Generate C code to export static inline functions
https://github.com/intelxed/xed has a bunch of inline functions as part of its interface. In order to make the xed bindings usable (https://github.com/valarauca/xed-sys/issues/1) we need to export them somehow. If bindgen could generate C code that just wraps the static inline functions we would be able to use bindgen to generate bindings to that code which would solve the problem.
For now, you can also compile it with -fno-inline-functions, I think.
Won't that prevent inlining inside xed?
Further, -fno-inline-functions and .generate_inline_functions(true) doesn't actually seem to generate bindings for those functions. Perhaps because they are static inline?
Won't that prevent inlining inside xed?
Yup, I think so, which is unfortunate, I agree.
Further, -fno-inline-functions and .generate_inline_functions(true) doesn't actually seem to generate bindings for those functions. Perhaps because they are static inline?
Yeah, if they aren't visible in other translation units we can't generate symbols for them... I guess wrapping them is the best solution then
What's the best approach to implement this?
It looks like currently static inline functions end up in the ir with a name of None.
-fkeep-inline-functions should allow the functions to remain inlined at call sites, but still give us something to link to, IIUC.

_SOURCE EXCERPT:_
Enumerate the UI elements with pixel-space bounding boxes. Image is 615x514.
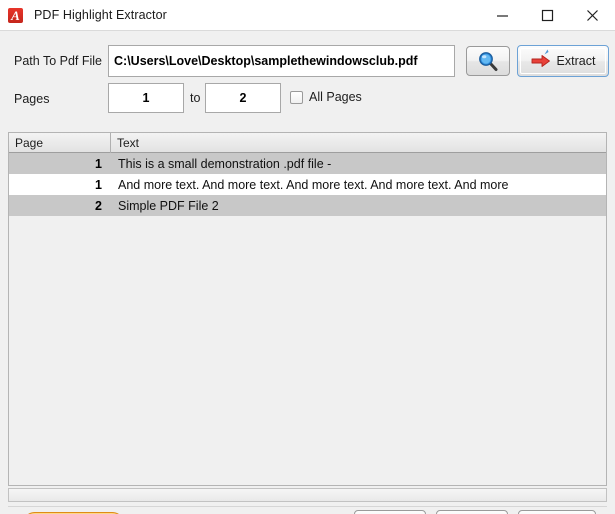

_WHAT TO WORK ON:_
From the thread about exporting static inline functions, copy word for word the passage that opens with "Yeah, if they" and stops after "to implement this?".

_SOLUTION:_
Yeah, if they aren't visible in other translation units we can't generate symbols for them... I guess wrapping them is the best solution then
What's the best approach to implement this?